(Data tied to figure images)
---
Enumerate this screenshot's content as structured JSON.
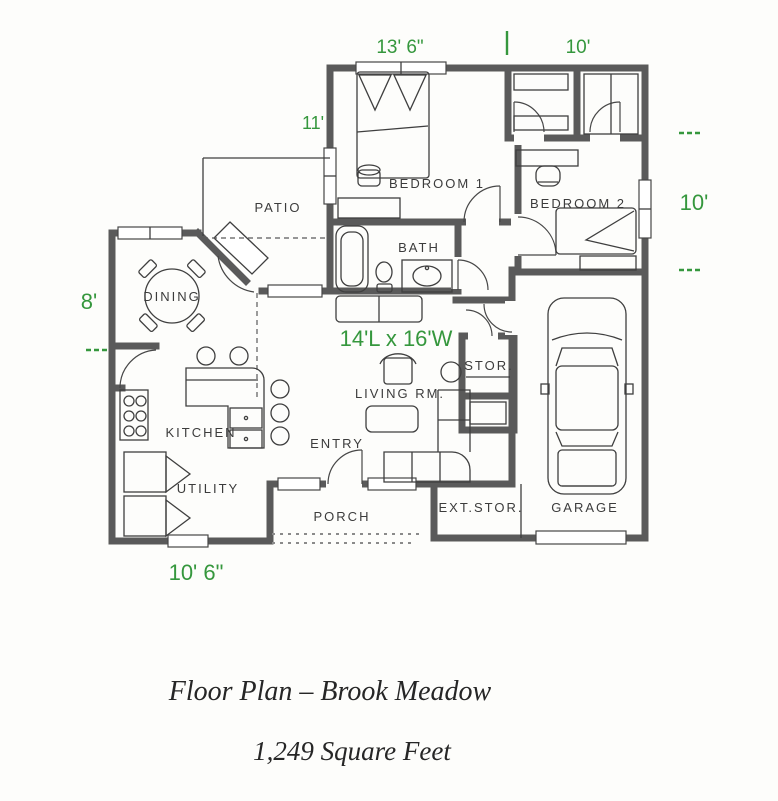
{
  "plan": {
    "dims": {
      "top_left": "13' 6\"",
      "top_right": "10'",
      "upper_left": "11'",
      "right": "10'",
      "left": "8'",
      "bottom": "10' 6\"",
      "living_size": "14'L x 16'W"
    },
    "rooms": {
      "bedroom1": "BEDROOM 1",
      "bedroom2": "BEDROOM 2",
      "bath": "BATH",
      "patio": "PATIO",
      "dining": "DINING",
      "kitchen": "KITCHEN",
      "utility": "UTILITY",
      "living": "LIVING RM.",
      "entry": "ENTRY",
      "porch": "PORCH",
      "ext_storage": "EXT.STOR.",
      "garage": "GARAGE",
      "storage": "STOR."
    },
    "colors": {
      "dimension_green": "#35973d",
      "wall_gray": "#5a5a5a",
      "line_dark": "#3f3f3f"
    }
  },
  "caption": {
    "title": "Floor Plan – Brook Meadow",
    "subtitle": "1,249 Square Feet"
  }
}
---
■ **CHALLENGE**:
Copy out each line in the preceding records that contains "BEDROOM".

■ **SOLUTION TO THIS EXERCISE**:
      "bedroom1": "BEDROOM 1",
      "bedroom2": "BEDROOM 2",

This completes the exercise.